_Required work_
Write out all the data again, exactly as it stands.

[Stored items from a collection]
****************************************
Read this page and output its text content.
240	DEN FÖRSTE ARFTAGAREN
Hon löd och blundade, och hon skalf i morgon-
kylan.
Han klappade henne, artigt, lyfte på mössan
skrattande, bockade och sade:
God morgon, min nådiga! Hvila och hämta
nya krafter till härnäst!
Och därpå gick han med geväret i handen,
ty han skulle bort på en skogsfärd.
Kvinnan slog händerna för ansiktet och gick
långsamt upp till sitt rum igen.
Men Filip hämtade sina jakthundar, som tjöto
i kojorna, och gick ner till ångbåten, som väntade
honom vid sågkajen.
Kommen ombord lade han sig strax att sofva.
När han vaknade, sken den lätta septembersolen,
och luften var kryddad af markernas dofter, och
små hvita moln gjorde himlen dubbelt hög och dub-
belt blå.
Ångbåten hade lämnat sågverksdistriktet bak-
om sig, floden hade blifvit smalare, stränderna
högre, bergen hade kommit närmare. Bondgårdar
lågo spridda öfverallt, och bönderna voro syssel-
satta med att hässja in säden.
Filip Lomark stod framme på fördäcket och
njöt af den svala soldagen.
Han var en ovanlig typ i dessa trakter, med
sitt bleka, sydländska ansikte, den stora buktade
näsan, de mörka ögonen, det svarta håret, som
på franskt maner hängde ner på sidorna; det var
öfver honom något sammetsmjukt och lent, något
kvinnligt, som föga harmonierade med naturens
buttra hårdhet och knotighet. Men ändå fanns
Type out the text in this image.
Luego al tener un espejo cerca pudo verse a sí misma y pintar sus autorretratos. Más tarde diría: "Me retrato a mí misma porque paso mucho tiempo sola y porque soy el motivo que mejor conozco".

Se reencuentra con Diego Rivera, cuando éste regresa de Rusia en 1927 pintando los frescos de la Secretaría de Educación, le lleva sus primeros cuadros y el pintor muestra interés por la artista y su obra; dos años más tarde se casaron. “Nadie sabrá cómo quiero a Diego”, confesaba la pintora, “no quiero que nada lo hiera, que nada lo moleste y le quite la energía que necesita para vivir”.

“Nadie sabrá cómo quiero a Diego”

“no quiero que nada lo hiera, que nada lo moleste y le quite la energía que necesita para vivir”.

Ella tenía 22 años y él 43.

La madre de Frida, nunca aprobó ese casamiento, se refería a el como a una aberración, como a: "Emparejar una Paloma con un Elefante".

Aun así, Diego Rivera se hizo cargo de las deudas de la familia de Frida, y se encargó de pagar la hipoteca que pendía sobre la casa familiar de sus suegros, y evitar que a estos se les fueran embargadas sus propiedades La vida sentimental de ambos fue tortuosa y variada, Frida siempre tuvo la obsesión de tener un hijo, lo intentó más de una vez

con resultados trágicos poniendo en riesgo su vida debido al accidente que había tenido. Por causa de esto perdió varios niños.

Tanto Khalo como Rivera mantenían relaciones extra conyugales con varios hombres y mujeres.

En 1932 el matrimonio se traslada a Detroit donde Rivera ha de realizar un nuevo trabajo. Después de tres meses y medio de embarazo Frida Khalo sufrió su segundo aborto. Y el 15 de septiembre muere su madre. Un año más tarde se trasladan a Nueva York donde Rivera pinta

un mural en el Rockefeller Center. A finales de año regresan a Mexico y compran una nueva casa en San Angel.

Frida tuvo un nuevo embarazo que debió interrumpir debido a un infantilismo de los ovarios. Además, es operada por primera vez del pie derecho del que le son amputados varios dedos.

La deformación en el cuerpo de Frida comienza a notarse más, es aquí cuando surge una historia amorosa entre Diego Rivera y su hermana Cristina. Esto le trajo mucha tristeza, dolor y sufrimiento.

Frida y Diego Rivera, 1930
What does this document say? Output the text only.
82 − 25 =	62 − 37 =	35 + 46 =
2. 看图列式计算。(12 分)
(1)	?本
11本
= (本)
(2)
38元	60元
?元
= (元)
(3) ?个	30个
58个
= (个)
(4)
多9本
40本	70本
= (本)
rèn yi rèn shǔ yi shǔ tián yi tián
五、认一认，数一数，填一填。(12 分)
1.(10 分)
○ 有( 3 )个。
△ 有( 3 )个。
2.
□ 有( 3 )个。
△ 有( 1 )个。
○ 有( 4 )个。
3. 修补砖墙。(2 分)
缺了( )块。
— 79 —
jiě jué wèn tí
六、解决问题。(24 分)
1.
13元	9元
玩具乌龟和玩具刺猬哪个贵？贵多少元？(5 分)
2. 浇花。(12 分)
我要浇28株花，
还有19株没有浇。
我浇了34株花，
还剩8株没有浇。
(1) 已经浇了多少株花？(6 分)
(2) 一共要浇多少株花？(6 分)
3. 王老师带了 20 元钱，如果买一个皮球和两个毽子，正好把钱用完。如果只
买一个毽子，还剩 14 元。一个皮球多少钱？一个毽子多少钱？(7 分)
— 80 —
****************************************
_Reply to the exercise_
Read this page and output its text content.
240	DEN FÖRSTE ARFTAGAREN
Hon löd och blundade, och hon skalf i morgon-
kylan.
Han klappade henne, artigt, lyfte på mössan
skrattande, bockade och sade:
God morgon, min nådiga! Hvila och hämta
nya krafter till härnäst!
Och därpå gick han med geväret i handen,
ty han skulle bort på en skogsfärd.
Kvinnan slog händerna för ansiktet och gick
långsamt upp till sitt rum igen.
Men Filip hämtade sina jakthundar, som tjöto
i kojorna, och gick ner till ångbåten, som väntade
honom vid sågkajen.
Kommen ombord lade han sig strax att sofva.
När han vaknade, sken den lätta septembersolen,
och luften var kryddad af markernas dofter, och
små hvita moln gjorde himlen dubbelt hög och dub-
belt blå.
Ångbåten hade lämnat sågverksdistriktet bak-
om sig, floden hade blifvit smalare, stränderna
högre, bergen hade kommit närmare. Bondgårdar
lågo spridda öfverallt, och bönderna voro syssel-
satta med att hässja in säden.
Filip Lomark stod framme på fördäcket och
njöt af den svala soldagen.
Han var en ovanlig typ i dessa trakter, med
sitt bleka, sydländska ansikte, den stora buktade
näsan, de mörka ögonen, det svarta håret, som
på franskt maner hängde ner på sidorna; det var
öfver honom något sammetsmjukt och lent, något
kvinnligt, som föga harmonierade med naturens
buttra hårdhet och knotighet. Men ändå fanns
Type out the text in this image.
Luego al tener un espejo cerca pudo verse a sí misma y pintar sus autorretratos. Más tarde diría: "Me retrato a mí misma porque paso mucho tiempo sola y porque soy el motivo que mejor conozco".

Se reencuentra con Diego Rivera, cuando éste regresa de Rusia en 1927 pintando los frescos de la Secretaría de Educación, le lleva sus primeros cuadros y el pintor muestra interés por la artista y su obra; dos años más tarde se casaron. “Nadie sabrá cómo quiero a Diego”, confesaba la pintora, “no quiero que nada lo hiera, que nada lo moleste y le quite la energía que necesita para vivir”.

“Nadie sabrá cómo quiero a Diego”

“no quiero que nada lo hiera, que nada lo moleste y le quite la energía que necesita para vivir”.

Ella tenía 22 años y él 43.

La madre de Frida, nunca aprobó ese casamiento, se refería a el como a una aberración, como a: "Emparejar una Paloma con un Elefante".

Aun así, Diego Rivera se hizo cargo de las deudas de la familia de Frida, y se encargó de pagar la hipoteca que pendía sobre la casa familiar de sus suegros, y evitar que a estos se les fueran embargadas sus propiedades La vida sentimental de ambos fue tortuosa y variada, Frida siempre tuvo la obsesión de tener un hijo, lo intentó más de una vez

con resultados trágicos poniendo en riesgo su vida debido al accidente que había tenido. Por causa de esto perdió varios niños.

Tanto Khalo como Rivera mantenían relaciones extra conyugales con varios hombres y mujeres.

En 1932 el matrimonio se traslada a Detroit donde Rivera ha de realizar un nuevo trabajo. Después de tres meses y medio de embarazo Frida Khalo sufrió su segundo aborto. Y el 15 de septiembre muere su madre. Un año más tarde se trasladan a Nueva York donde Rivera pinta

un mural en el Rockefeller Center. A finales de año regresan a Mexico y compran una nueva casa en San Angel.

Frida tuvo un nuevo embarazo que debió interrumpir debido a un infantilismo de los ovarios. Además, es operada por primera vez del pie derecho del que le son amputados varios dedos.

La deformación en el cuerpo de Frida comienza a notarse más, es aquí cuando surge una historia amorosa entre Diego Rivera y su hermana Cristina. Esto le trajo mucha tristeza, dolor y sufrimiento.

Frida y Diego Rivera, 1930
What does this document say? Output the text only.
82 − 25 =	62 − 37 =	35 + 46 =
2. 看图列式计算。(12 分)
(1)	?本
11本
= (本)
(2)
38元	60元
?元
= (元)
(3) ?个	30个
58个
= (个)
(4)
多9本
40本	70本
= (本)
rèn yi rèn shǔ yi shǔ tián yi tián
五、认一认，数一数，填一填。(12 分)
1.(10 分)
○ 有( 3 )个。
△ 有( 3 )个。
2.
□ 有( 3 )个。
△ 有( 1 )个。
○ 有( 4 )个。
3. 修补砖墙。(2 分)
缺了( )块。
— 79 —
jiě jué wèn tí
六、解决问题。(24 分)
1.
13元	9元
玩具乌龟和玩具刺猬哪个贵？贵多少元？(5 分)
2. 浇花。(12 分)
我要浇28株花，
还有19株没有浇。
我浇了34株花，
还剩8株没有浇。
(1) 已经浇了多少株花？(6 分)
(2) 一共要浇多少株花？(6 分)
3. 王老师带了 20 元钱，如果买一个皮球和两个毽子，正好把钱用完。如果只
买一个毽子，还剩 14 元。一个皮球多少钱？一个毽子多少钱？(7 分)
— 80 —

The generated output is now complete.